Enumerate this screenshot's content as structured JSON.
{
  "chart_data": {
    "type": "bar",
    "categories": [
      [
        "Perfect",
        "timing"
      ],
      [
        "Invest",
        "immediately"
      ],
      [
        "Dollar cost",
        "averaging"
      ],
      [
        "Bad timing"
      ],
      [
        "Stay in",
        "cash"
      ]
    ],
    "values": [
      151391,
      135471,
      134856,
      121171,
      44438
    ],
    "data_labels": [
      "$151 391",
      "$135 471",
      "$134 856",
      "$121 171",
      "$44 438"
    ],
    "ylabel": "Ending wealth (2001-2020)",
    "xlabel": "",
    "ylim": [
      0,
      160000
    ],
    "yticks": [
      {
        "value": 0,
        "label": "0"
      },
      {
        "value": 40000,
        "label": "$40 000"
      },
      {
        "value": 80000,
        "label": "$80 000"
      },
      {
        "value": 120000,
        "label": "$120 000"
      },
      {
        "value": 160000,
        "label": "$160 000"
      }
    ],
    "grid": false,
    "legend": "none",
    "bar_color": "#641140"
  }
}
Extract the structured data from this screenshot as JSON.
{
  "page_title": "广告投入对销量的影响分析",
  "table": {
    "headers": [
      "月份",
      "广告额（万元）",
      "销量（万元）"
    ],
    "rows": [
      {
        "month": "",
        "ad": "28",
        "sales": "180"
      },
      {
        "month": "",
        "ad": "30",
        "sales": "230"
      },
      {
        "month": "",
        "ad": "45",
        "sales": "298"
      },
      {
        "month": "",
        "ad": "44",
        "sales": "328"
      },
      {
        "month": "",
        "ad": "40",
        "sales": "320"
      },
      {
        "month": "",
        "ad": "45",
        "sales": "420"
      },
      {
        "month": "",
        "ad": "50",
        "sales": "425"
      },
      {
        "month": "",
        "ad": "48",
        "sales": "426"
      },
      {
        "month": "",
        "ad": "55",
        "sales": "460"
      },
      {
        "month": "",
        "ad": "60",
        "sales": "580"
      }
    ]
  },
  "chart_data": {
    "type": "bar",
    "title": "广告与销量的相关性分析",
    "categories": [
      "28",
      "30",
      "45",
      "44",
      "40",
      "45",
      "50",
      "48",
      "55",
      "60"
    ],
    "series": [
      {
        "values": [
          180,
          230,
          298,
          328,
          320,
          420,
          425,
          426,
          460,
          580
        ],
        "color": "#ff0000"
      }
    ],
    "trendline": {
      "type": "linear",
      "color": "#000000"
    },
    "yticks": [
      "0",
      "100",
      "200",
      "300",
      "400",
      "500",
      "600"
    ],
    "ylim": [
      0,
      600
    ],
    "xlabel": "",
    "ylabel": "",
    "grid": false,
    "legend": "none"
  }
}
..........
Tell how many lines include "this". The number is the whole answer.

**TASK RESULT**
2